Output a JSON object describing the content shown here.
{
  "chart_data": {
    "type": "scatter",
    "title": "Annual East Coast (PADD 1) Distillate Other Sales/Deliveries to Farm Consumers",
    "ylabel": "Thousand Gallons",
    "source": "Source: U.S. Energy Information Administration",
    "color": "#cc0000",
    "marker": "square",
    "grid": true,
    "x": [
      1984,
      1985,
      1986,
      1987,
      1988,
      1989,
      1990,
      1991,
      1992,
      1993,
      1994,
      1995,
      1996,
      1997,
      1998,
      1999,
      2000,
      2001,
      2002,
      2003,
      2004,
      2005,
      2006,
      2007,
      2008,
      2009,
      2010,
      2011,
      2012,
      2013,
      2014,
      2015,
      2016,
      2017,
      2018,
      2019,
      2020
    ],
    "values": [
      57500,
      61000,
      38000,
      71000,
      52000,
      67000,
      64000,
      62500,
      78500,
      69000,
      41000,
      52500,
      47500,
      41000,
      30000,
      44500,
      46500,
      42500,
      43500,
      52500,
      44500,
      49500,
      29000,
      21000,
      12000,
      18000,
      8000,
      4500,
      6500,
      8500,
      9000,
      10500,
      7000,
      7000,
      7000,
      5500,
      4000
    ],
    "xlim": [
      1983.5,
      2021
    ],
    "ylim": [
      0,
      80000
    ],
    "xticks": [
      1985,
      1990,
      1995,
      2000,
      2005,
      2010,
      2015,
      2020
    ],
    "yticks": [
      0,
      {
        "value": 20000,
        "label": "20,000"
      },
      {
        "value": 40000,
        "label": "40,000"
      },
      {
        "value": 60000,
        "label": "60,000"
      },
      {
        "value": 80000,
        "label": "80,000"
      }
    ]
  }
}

* * * * * * * * *

* [Exercise brief]:
Copy down the whole of the data above, matching it exactly.

* [Written answer]:
Output a JSON object describing the content shown here.
{
  "chart_data": {
    "type": "scatter",
    "title": "Annual East Coast (PADD 1) Distillate Other Sales/Deliveries to Farm Consumers",
    "ylabel": "Thousand Gallons",
    "source": "Source: U.S. Energy Information Administration",
    "color": "#cc0000",
    "marker": "square",
    "grid": true,
    "x": [
      1984,
      1985,
      1986,
      1987,
      1988,
      1989,
      1990,
      1991,
      1992,
      1993,
      1994,
      1995,
      1996,
      1997,
      1998,
      1999,
      2000,
      2001,
      2002,
      2003,
      2004,
      2005,
      2006,
      2007,
      2008,
      2009,
      2010,
      2011,
      2012,
      2013,
      2014,
      2015,
      2016,
      2017,
      2018,
      2019,
      2020
    ],
    "values": [
      57500,
      61000,
      38000,
      71000,
      52000,
      67000,
      64000,
      62500,
      78500,
      69000,
      41000,
      52500,
      47500,
      41000,
      30000,
      44500,
      46500,
      42500,
      43500,
      52500,
      44500,
      49500,
      29000,
      21000,
      12000,
      18000,
      8000,
      4500,
      6500,
      8500,
      9000,
      10500,
      7000,
      7000,
      7000,
      5500,
      4000
    ],
    "xlim": [
      1983.5,
      2021
    ],
    "ylim": [
      0,
      80000
    ],
    "xticks": [
      1985,
      1990,
      1995,
      2000,
      2005,
      2010,
      2015,
      2020
    ],
    "yticks": [
      0,
      {
        "value": 20000,
        "label": "20,000"
      },
      {
        "value": 40000,
        "label": "40,000"
      },
      {
        "value": 60000,
        "label": "60,000"
      },
      {
        "value": 80000,
        "label": "80,000"
      }
    ]
  }
}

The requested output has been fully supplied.